:: Task details ::
Return every line below as is, leaving out the pictures.

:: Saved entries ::
======

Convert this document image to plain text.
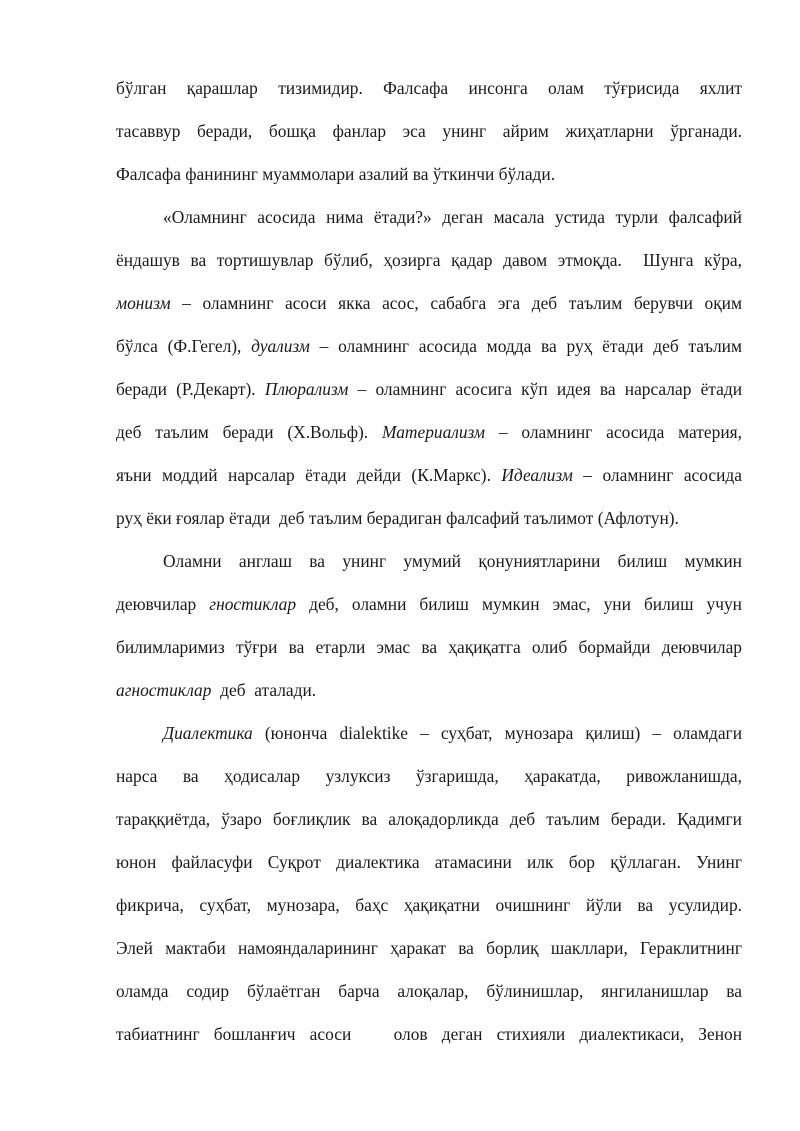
бўлган қарашлар тизимидир. Фалсафа инсонга олам тўғрисида яхлит
тасаввур беради, бошқа фанлар эса унинг айрим жиҳатларни ўрганади.
Фалсафа фанининг муаммолари азалий ва ўткинчи бўлади.
«Оламнинг асосида нима ётади?» деган масала устида турли фалсафий
ёндашув ва тортишувлар бўлиб, ҳозирга қадар давом этмоқда.  Шунга кўра,
монизм – оламнинг асоси якка асос, сабабга эга деб таълим берувчи оқим
бўлса (Ф.Гегел), дуализм – оламнинг асосида модда ва руҳ ётади деб таълим
беради (Р.Декарт). Плюрализм – оламнинг асосига кўп идея ва нарсалар ётади
деб таълим беради (Х.Вольф). Материализм – оламнинг асосида материя,
яъни моддий нарсалар ётади дейди (К.Маркс). Идеализм – оламнинг асосида
руҳ ёки ғоялар ётади  деб таълим берадиган фалсафий таълимот (Афлотун).
Оламни англаш ва унинг умумий қонуниятларини билиш мумкин
деювчилар гностиклар деб, оламни билиш мумкин эмас, уни билиш учун
билимларимиз тўғри ва етарли эмас ва ҳақиқатга олиб бормайди деювчилар
агностиклар  деб  аталади.
Диалектика (юнонча dialektike – суҳбат, мунозара қилиш) – оламдаги
нарса ва ҳодисалар узлуксиз ўзгаришда, ҳаракатда, ривожланишда,
тараққиётда, ўзаро боғлиқлик ва алоқадорликда деб таълим беради. Қадимги
юнон файласуфи Суқрот диалектика атамасини илк бор қўллаган. Унинг
фикрича, суҳбат, мунозара, баҳс ҳақиқатни очишнинг йўли ва усулидир.
Элей мактаби намояндаларининг ҳаракат ва борлиқ шакллари, Гераклитнинг
оламда содир бўлаётган барча алоқалар, бўлинишлар, янгиланишлар ва
табиатнинг бошланғич асоси   олов деган стихияли диалектикаси, Зенон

======

:: Output below ::
Convert this document image to plain text.
бўлган қарашлар тизимидир. Фалсафа инсонга олам тўғрисида яхлит
тасаввур беради, бошқа фанлар эса унинг айрим жиҳатларни ўрганади.
Фалсафа фанининг муаммолари азалий ва ўткинчи бўлади.
«Оламнинг асосида нима ётади?» деган масала устида турли фалсафий
ёндашув ва тортишувлар бўлиб, ҳозирга қадар давом этмоқда.  Шунга кўра,
монизм – оламнинг асоси якка асос, сабабга эга деб таълим берувчи оқим
бўлса (Ф.Гегел), дуализм – оламнинг асосида модда ва руҳ ётади деб таълим
беради (Р.Декарт). Плюрализм – оламнинг асосига кўп идея ва нарсалар ётади
деб таълим беради (Х.Вольф). Материализм – оламнинг асосида материя,
яъни моддий нарсалар ётади дейди (К.Маркс). Идеализм – оламнинг асосида
руҳ ёки ғоялар ётади  деб таълим берадиган фалсафий таълимот (Афлотун).
Оламни англаш ва унинг умумий қонуниятларини билиш мумкин
деювчилар гностиклар деб, оламни билиш мумкин эмас, уни билиш учун
билимларимиз тўғри ва етарли эмас ва ҳақиқатга олиб бормайди деювчилар
агностиклар  деб  аталади.
Диалектика (юнонча dialektike – суҳбат, мунозара қилиш) – оламдаги
нарса ва ҳодисалар узлуксиз ўзгаришда, ҳаракатда, ривожланишда,
тараққиётда, ўзаро боғлиқлик ва алоқадорликда деб таълим беради. Қадимги
юнон файласуфи Суқрот диалектика атамасини илк бор қўллаган. Унинг
фикрича, суҳбат, мунозара, баҳс ҳақиқатни очишнинг йўли ва усулидир.
Элей мактаби намояндаларининг ҳаракат ва борлиқ шакллари, Гераклитнинг
оламда содир бўлаётган барча алоқалар, бўлинишлар, янгиланишлар ва
табиатнинг бошланғич асоси   олов деган стихияли диалектикаси, Зенон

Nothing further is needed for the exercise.